_To be done_
Report back each line of the records that contains the string "city".

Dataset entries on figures

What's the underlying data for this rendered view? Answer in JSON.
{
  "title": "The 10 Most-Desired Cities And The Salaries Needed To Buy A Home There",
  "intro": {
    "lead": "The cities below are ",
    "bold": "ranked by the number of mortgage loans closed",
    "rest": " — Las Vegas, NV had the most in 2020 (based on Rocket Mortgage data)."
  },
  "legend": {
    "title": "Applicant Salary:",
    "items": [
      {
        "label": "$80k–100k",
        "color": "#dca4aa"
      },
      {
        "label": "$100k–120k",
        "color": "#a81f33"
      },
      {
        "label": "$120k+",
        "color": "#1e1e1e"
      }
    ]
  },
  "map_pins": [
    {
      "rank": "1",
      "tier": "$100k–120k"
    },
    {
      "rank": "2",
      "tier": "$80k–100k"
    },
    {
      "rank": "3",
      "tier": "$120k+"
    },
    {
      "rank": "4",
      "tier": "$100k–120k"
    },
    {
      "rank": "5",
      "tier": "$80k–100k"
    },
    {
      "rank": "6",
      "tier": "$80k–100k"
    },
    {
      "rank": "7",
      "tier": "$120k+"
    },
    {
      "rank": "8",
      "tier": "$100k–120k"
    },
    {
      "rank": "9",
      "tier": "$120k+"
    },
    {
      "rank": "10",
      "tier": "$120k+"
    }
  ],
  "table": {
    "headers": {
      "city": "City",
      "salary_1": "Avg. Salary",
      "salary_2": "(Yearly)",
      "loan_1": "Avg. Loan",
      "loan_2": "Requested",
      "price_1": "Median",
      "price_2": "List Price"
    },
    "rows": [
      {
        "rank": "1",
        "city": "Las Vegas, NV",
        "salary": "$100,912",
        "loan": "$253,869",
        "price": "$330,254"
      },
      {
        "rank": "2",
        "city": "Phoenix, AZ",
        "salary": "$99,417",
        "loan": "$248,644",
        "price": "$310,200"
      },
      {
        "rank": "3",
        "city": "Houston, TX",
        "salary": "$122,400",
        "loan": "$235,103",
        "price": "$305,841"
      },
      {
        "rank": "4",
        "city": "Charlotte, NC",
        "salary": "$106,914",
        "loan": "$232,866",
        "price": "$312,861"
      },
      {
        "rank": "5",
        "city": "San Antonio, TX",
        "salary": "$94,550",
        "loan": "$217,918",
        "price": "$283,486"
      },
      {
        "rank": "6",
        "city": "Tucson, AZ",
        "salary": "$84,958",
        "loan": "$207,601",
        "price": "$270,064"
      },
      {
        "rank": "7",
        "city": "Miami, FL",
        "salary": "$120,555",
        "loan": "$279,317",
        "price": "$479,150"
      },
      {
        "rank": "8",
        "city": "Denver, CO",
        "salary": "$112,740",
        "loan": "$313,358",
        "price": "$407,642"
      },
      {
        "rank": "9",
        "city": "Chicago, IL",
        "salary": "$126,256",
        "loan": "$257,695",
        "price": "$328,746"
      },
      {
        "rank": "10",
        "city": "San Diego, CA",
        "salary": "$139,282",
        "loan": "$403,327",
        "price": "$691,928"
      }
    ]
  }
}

_Task result_
      "city": "City",
        "city": "Las Vegas, NV",
        "city": "Phoenix, AZ",
        "city": "Houston, TX",
        "city": "Charlotte, NC",
        "city": "San Antonio, TX",
        "city": "Tucson, AZ",
        "city": "Miami, FL",
        "city": "Denver, CO",
        "city": "Chicago, IL",
        "city": "San Diego, CA",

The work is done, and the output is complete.